_Task to carry out:_
Reproduce each record below exactly as written.
====== Listed records ======
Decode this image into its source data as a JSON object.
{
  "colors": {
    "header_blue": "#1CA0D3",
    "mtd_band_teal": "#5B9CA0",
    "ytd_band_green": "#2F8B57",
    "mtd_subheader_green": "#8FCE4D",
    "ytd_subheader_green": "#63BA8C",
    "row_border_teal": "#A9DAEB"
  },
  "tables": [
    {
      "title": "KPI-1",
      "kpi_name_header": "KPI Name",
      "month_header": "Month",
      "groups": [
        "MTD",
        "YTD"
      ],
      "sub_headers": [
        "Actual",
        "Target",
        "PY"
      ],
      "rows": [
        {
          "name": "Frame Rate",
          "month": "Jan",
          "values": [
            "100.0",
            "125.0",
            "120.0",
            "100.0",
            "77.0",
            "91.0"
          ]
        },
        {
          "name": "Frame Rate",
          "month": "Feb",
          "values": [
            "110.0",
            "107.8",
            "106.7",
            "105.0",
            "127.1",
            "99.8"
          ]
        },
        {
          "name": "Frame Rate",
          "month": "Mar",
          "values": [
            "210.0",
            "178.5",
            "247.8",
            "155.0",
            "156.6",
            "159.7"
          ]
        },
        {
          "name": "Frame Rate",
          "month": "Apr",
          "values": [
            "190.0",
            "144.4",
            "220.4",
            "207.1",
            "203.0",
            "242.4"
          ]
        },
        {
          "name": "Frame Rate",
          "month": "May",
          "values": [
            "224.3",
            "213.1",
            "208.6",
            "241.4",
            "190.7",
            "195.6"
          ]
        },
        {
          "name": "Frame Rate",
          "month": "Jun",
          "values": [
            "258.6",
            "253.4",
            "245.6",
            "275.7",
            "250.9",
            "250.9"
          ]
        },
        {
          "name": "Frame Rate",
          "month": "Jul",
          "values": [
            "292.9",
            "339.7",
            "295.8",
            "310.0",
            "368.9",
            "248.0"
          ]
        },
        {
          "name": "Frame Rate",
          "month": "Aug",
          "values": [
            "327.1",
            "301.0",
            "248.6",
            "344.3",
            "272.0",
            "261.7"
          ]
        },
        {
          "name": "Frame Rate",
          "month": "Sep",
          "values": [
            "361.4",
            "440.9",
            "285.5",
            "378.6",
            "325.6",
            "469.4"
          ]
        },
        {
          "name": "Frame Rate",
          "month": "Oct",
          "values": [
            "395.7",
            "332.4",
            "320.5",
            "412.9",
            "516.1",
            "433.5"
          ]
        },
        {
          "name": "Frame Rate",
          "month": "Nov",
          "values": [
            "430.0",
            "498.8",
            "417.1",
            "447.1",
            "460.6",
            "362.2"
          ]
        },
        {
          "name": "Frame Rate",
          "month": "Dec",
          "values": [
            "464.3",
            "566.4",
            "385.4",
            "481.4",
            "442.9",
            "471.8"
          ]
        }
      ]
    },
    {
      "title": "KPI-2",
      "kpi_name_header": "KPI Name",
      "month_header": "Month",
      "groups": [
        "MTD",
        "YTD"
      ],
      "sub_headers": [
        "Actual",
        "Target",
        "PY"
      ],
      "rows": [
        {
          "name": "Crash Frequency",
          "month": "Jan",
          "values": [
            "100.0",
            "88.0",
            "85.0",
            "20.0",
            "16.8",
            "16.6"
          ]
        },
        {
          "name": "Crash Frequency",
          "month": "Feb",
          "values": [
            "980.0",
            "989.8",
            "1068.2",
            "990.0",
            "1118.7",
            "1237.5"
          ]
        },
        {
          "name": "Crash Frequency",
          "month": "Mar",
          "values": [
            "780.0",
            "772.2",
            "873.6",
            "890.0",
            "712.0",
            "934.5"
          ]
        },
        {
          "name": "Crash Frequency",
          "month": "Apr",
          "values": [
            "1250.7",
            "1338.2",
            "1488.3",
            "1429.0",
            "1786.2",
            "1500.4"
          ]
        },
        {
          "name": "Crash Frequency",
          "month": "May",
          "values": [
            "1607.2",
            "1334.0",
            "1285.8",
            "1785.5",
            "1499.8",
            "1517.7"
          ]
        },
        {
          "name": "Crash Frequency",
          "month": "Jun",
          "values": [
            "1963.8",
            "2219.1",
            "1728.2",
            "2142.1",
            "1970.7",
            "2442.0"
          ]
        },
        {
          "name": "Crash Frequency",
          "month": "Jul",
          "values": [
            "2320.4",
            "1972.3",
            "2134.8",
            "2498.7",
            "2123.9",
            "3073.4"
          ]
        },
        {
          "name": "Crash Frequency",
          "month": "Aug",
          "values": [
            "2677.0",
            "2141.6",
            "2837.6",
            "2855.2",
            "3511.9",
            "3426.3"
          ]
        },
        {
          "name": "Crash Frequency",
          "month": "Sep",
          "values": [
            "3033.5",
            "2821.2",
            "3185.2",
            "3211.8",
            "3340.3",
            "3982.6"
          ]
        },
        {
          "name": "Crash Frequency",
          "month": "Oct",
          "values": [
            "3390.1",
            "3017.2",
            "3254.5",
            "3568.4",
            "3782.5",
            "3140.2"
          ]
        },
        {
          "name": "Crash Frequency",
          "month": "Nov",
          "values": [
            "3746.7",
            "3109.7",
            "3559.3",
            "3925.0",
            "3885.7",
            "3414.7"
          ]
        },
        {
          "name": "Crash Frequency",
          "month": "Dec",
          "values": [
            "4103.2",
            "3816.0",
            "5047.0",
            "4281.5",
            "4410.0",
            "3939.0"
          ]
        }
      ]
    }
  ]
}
======
_Task response:_
Decode this image into its source data as a JSON object.
{
  "colors": {
    "header_blue": "#1CA0D3",
    "mtd_band_teal": "#5B9CA0",
    "ytd_band_green": "#2F8B57",
    "mtd_subheader_green": "#8FCE4D",
    "ytd_subheader_green": "#63BA8C",
    "row_border_teal": "#A9DAEB"
  },
  "tables": [
    {
      "title": "KPI-1",
      "kpi_name_header": "KPI Name",
      "month_header": "Month",
      "groups": [
        "MTD",
        "YTD"
      ],
      "sub_headers": [
        "Actual",
        "Target",
        "PY"
      ],
      "rows": [
        {
          "name": "Frame Rate",
          "month": "Jan",
          "values": [
            "100.0",
            "125.0",
            "120.0",
            "100.0",
            "77.0",
            "91.0"
          ]
        },
        {
          "name": "Frame Rate",
          "month": "Feb",
          "values": [
            "110.0",
            "107.8",
            "106.7",
            "105.0",
            "127.1",
            "99.8"
          ]
        },
        {
          "name": "Frame Rate",
          "month": "Mar",
          "values": [
            "210.0",
            "178.5",
            "247.8",
            "155.0",
            "156.6",
            "159.7"
          ]
        },
        {
          "name": "Frame Rate",
          "month": "Apr",
          "values": [
            "190.0",
            "144.4",
            "220.4",
            "207.1",
            "203.0",
            "242.4"
          ]
        },
        {
          "name": "Frame Rate",
          "month": "May",
          "values": [
            "224.3",
            "213.1",
            "208.6",
            "241.4",
            "190.7",
            "195.6"
          ]
        },
        {
          "name": "Frame Rate",
          "month": "Jun",
          "values": [
            "258.6",
            "253.4",
            "245.6",
            "275.7",
            "250.9",
            "250.9"
          ]
        },
        {
          "name": "Frame Rate",
          "month": "Jul",
          "values": [
            "292.9",
            "339.7",
            "295.8",
            "310.0",
            "368.9",
            "248.0"
          ]
        },
        {
          "name": "Frame Rate",
          "month": "Aug",
          "values": [
            "327.1",
            "301.0",
            "248.6",
            "344.3",
            "272.0",
            "261.7"
          ]
        },
        {
          "name": "Frame Rate",
          "month": "Sep",
          "values": [
            "361.4",
            "440.9",
            "285.5",
            "378.6",
            "325.6",
            "469.4"
          ]
        },
        {
          "name": "Frame Rate",
          "month": "Oct",
          "values": [
            "395.7",
            "332.4",
            "320.5",
            "412.9",
            "516.1",
            "433.5"
          ]
        },
        {
          "name": "Frame Rate",
          "month": "Nov",
          "values": [
            "430.0",
            "498.8",
            "417.1",
            "447.1",
            "460.6",
            "362.2"
          ]
        },
        {
          "name": "Frame Rate",
          "month": "Dec",
          "values": [
            "464.3",
            "566.4",
            "385.4",
            "481.4",
            "442.9",
            "471.8"
          ]
        }
      ]
    },
    {
      "title": "KPI-2",
      "kpi_name_header": "KPI Name",
      "month_header": "Month",
      "groups": [
        "MTD",
        "YTD"
      ],
      "sub_headers": [
        "Actual",
        "Target",
        "PY"
      ],
      "rows": [
        {
          "name": "Crash Frequency",
          "month": "Jan",
          "values": [
            "100.0",
            "88.0",
            "85.0",
            "20.0",
            "16.8",
            "16.6"
          ]
        },
        {
          "name": "Crash Frequency",
          "month": "Feb",
          "values": [
            "980.0",
            "989.8",
            "1068.2",
            "990.0",
            "1118.7",
            "1237.5"
          ]
        },
        {
          "name": "Crash Frequency",
          "month": "Mar",
          "values": [
            "780.0",
            "772.2",
            "873.6",
            "890.0",
            "712.0",
            "934.5"
          ]
        },
        {
          "name": "Crash Frequency",
          "month": "Apr",
          "values": [
            "1250.7",
            "1338.2",
            "1488.3",
            "1429.0",
            "1786.2",
            "1500.4"
          ]
        },
        {
          "name": "Crash Frequency",
          "month": "May",
          "values": [
            "1607.2",
            "1334.0",
            "1285.8",
            "1785.5",
            "1499.8",
            "1517.7"
          ]
        },
        {
          "name": "Crash Frequency",
          "month": "Jun",
          "values": [
            "1963.8",
            "2219.1",
            "1728.2",
            "2142.1",
            "1970.7",
            "2442.0"
          ]
        },
        {
          "name": "Crash Frequency",
          "month": "Jul",
          "values": [
            "2320.4",
            "1972.3",
            "2134.8",
            "2498.7",
            "2123.9",
            "3073.4"
          ]
        },
        {
          "name": "Crash Frequency",
          "month": "Aug",
          "values": [
            "2677.0",
            "2141.6",
            "2837.6",
            "2855.2",
            "3511.9",
            "3426.3"
          ]
        },
        {
          "name": "Crash Frequency",
          "month": "Sep",
          "values": [
            "3033.5",
            "2821.2",
            "3185.2",
            "3211.8",
            "3340.3",
            "3982.6"
          ]
        },
        {
          "name": "Crash Frequency",
          "month": "Oct",
          "values": [
            "3390.1",
            "3017.2",
            "3254.5",
            "3568.4",
            "3782.5",
            "3140.2"
          ]
        },
        {
          "name": "Crash Frequency",
          "month": "Nov",
          "values": [
            "3746.7",
            "3109.7",
            "3559.3",
            "3925.0",
            "3885.7",
            "3414.7"
          ]
        },
        {
          "name": "Crash Frequency",
          "month": "Dec",
          "values": [
            "4103.2",
            "3816.0",
            "5047.0",
            "4281.5",
            "4410.0",
            "3939.0"
          ]
        }
      ]
    }
  ]
}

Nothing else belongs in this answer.